### The task:
Filter the entries and keep only the lines where the string "name" appears.

Part of a data file
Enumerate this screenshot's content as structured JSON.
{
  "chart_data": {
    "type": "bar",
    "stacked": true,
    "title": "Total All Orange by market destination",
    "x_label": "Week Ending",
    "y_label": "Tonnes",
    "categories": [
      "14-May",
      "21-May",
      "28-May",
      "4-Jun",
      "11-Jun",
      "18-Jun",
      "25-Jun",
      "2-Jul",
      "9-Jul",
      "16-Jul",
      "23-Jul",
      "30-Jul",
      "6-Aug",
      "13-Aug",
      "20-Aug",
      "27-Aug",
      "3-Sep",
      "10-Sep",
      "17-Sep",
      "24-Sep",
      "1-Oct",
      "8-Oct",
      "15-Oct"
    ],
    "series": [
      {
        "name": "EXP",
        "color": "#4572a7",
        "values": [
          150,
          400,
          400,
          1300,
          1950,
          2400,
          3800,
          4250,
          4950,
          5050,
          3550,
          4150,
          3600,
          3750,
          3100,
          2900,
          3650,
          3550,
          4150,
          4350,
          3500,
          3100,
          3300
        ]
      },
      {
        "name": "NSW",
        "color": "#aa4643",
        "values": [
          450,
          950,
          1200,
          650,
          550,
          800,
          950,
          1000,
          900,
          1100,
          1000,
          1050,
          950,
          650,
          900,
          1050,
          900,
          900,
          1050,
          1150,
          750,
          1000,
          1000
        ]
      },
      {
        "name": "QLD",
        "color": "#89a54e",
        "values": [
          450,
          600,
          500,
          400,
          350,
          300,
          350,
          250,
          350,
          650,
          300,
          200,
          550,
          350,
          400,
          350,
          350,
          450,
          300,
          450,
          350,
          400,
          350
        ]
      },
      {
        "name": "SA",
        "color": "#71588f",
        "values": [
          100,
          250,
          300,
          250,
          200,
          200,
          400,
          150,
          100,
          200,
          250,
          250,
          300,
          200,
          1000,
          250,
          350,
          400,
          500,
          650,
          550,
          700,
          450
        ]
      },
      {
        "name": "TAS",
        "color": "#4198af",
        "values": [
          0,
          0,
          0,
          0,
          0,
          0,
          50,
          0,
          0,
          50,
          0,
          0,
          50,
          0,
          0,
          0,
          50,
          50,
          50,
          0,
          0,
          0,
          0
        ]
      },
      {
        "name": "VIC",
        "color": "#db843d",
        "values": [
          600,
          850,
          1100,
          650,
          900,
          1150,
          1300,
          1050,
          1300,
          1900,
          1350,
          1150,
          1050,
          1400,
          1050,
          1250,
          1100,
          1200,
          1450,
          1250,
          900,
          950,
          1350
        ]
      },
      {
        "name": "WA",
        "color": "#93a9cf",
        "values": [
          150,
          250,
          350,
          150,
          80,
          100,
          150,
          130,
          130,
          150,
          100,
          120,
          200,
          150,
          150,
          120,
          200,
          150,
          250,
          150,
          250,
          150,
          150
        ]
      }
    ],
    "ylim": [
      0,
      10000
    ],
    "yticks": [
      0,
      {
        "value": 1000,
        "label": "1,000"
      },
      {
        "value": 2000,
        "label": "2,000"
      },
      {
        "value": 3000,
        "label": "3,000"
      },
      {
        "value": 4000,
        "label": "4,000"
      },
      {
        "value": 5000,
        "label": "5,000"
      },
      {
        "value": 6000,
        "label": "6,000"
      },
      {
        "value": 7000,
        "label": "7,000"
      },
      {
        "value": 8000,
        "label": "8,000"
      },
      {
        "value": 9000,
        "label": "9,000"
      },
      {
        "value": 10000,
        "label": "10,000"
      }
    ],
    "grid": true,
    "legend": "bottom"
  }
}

### Full solution:
        "name": "EXP",
        "name": "NSW",
        "name": "QLD",
        "name": "SA",
        "name": "TAS",
        "name": "VIC",
        "name": "WA",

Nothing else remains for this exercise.